**Task brief**
Report only the number of lines holding "JSON".

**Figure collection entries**
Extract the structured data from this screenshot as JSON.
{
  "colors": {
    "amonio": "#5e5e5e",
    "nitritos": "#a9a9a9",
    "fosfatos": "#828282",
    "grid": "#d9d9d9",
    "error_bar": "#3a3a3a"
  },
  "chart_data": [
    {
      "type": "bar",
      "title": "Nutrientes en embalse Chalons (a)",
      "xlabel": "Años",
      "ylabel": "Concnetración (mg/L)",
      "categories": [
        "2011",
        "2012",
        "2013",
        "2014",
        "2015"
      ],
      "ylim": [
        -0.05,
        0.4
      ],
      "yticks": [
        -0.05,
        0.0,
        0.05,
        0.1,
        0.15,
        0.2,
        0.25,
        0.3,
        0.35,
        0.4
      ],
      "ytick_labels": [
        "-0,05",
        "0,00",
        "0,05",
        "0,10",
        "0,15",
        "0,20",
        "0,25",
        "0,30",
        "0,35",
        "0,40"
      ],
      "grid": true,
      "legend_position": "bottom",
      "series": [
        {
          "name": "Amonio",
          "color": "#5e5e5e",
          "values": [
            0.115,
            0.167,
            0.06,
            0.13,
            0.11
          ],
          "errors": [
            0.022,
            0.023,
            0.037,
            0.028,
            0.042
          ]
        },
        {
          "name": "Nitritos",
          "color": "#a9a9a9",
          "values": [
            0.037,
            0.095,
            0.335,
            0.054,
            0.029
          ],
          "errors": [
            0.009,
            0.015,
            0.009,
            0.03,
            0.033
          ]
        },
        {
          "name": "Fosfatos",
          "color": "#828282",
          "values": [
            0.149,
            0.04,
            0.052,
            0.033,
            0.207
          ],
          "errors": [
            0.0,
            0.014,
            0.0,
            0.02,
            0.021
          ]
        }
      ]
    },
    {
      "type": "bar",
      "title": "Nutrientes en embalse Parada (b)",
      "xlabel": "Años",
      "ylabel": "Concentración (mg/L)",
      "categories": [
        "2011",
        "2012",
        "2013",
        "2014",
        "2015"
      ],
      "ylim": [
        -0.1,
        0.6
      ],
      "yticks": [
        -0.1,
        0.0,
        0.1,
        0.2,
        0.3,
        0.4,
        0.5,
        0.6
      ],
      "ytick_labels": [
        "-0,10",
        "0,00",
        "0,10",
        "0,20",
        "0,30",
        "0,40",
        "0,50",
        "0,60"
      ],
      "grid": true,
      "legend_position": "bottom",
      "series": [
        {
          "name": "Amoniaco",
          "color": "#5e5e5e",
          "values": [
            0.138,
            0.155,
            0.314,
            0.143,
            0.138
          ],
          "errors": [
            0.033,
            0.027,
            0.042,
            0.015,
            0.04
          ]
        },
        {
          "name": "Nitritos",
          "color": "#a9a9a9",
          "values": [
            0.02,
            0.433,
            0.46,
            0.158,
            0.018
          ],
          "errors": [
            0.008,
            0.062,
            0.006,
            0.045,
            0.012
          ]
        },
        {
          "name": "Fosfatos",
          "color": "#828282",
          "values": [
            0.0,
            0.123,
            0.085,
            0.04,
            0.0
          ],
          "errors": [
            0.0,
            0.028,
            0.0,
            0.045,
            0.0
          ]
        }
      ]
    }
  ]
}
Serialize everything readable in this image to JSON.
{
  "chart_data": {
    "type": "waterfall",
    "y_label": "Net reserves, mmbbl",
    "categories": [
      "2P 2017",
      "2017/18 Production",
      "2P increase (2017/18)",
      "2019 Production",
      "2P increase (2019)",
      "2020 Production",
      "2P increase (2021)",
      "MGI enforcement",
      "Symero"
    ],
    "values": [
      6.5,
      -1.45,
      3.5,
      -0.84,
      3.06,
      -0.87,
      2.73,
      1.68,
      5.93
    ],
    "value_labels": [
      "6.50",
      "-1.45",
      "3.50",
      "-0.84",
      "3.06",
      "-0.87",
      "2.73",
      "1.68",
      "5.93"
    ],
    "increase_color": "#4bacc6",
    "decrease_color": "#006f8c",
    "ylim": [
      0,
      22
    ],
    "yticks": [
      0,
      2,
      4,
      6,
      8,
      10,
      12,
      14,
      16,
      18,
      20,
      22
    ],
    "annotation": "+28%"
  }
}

**Response to the task**
2